- _TASK TO COMPLETE_: Put each line of the listing below into a JSON list of strings, one string per line, skipping blank lines. Leave the pictures out.
━━━ DATA EXTRACT
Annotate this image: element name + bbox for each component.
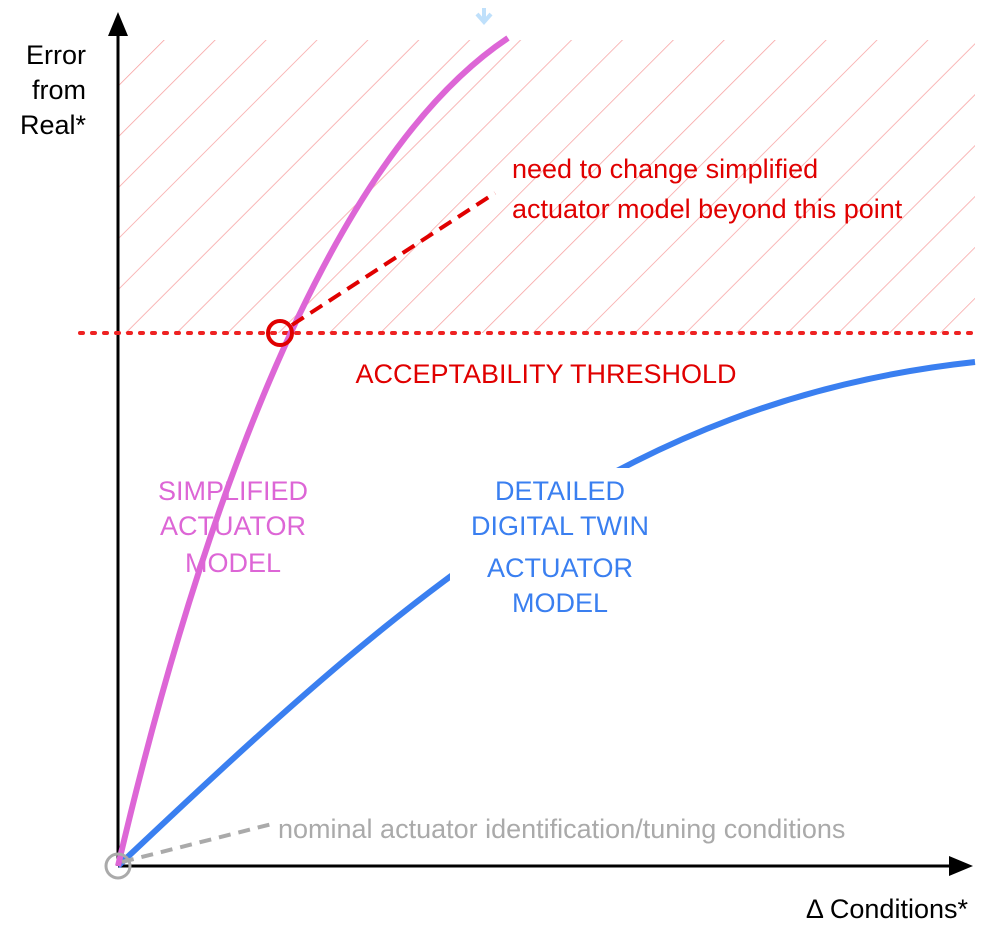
simplified-curve — [115, 35, 510, 867]
y-label-line: from — [32, 75, 86, 105]
origin-marker — [104, 852, 132, 880]
threshold-label: ACCEPTABILITY THRESHOLD — [355, 359, 736, 389]
detailed-line: MODEL — [512, 588, 608, 618]
detailed-label: DETAILED DIGITAL TWIN ACTUATOR MODEL — [471, 476, 649, 618]
y-label-line: Real* — [20, 110, 87, 140]
y-label-line: Error — [26, 40, 86, 70]
detailed-line: DIGITAL TWIN — [471, 511, 649, 541]
annotation-line: need to change simplified — [512, 154, 818, 184]
cursor-hint — [475, 8, 493, 26]
annotation-line: actuator model beyond this point — [512, 194, 903, 224]
threshold-point — [266, 319, 294, 347]
nominal-leader — [121, 822, 273, 864]
simplified-line: ACTUATOR — [160, 511, 306, 541]
x-axis-label: Δ Conditions* — [806, 894, 969, 924]
detailed-line: ACTUATOR — [487, 553, 633, 583]
simplified-line: MODEL — [185, 548, 281, 578]
annotation: need to change simplified actuator model… — [512, 154, 903, 224]
y-axis-label: Error from Real* — [20, 40, 87, 140]
detailed-line: DETAILED — [495, 476, 625, 506]
x-arrow — [949, 856, 973, 876]
label-gap — [450, 468, 662, 630]
unacceptable-region — [118, 40, 975, 333]
y-arrow — [108, 12, 128, 36]
nominal-label: nominal actuator identification/tuning c… — [278, 814, 845, 844]
annotation-leader — [290, 191, 497, 327]
simplified-line: SIMPLIFIED — [158, 476, 308, 506]
simplified-label: SIMPLIFIED ACTUATOR MODEL — [158, 476, 308, 578]
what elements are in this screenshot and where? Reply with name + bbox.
━━━━━━
- _COMPLETE ANSWER_:
[
  "Annotate this image: element name + bbox for each component.",
  "simplified-curve — [115, 35, 510, 867]",
  "y-label-line: from — [32, 75, 86, 105]",
  "origin-marker — [104, 852, 132, 880]",
  "threshold-label: ACCEPTABILITY THRESHOLD — [355, 359, 736, 389]",
  "detailed-line: MODEL — [512, 588, 608, 618]",
  "detailed-label: DETAILED DIGITAL TWIN ACTUATOR MODEL — [471, 476, 649, 618]",
  "y-label-line: Real* — [20, 110, 87, 140]",
  "y-label-line: Error — [26, 40, 86, 70]",
  "detailed-line: DIGITAL TWIN — [471, 511, 649, 541]",
  "annotation-line: need to change simplified — [512, 154, 818, 184]",
  "cursor-hint — [475, 8, 493, 26]",
  "annotation-line: actuator model beyond this point — [512, 194, 903, 224]",
  "threshold-point — [266, 319, 294, 347]",
  "nominal-leader — [121, 822, 273, 864]",
  "simplified-line: ACTUATOR — [160, 511, 306, 541]",
  "x-axis-label: Δ Conditions* — [806, 894, 969, 924]",
  "detailed-line: ACTUATOR — [487, 553, 633, 583]",
  "simplified-line: MODEL — [185, 548, 281, 578]",
  "annotation: need to change simplified actuator model… — [512, 154, 903, 224]",
  "y-axis-label: Error from Real* — [20, 40, 87, 140]",
  "detailed-line: DETAILED — [495, 476, 625, 506]",
  "x-arrow — [949, 856, 973, 876]",
  "label-gap — [450, 468, 662, 630]",
  "unacceptable-region — [118, 40, 975, 333]",
  "y-arrow — [108, 12, 128, 36]",
  "nominal-label: nominal actuator identification/tuning c… — [278, 814, 845, 844]",
  "annotation-leader — [290, 191, 497, 327]",
  "simplified-line: SIMPLIFIED — [158, 476, 308, 506]",
  "simplified-label: SIMPLIFIED ACTUATOR MODEL — [158, 476, 308, 578]",
  "what elements are in this screenshot and where? Reply with name + bbox."
]